>> begin Records for this exercise
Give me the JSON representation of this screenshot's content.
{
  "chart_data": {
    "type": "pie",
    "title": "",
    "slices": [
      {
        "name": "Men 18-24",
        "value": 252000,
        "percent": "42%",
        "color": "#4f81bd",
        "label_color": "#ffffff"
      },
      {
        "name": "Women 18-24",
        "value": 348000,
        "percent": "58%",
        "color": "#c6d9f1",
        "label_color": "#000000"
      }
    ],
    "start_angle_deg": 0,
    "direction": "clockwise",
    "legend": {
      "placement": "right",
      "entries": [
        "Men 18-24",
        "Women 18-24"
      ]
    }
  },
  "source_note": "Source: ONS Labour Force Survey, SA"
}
>> end Records for this exercise
:: Work required ::
Repeat the records above exactly, leaving none out.

:: Expected output ::
Give me the JSON representation of this screenshot's content.
{
  "chart_data": {
    "type": "pie",
    "title": "",
    "slices": [
      {
        "name": "Men 18-24",
        "value": 252000,
        "percent": "42%",
        "color": "#4f81bd",
        "label_color": "#ffffff"
      },
      {
        "name": "Women 18-24",
        "value": 348000,
        "percent": "58%",
        "color": "#c6d9f1",
        "label_color": "#000000"
      }
    ],
    "start_angle_deg": 0,
    "direction": "clockwise",
    "legend": {
      "placement": "right",
      "entries": [
        "Men 18-24",
        "Women 18-24"
      ]
    }
  },
  "source_note": "Source: ONS Labour Force Survey, SA"
}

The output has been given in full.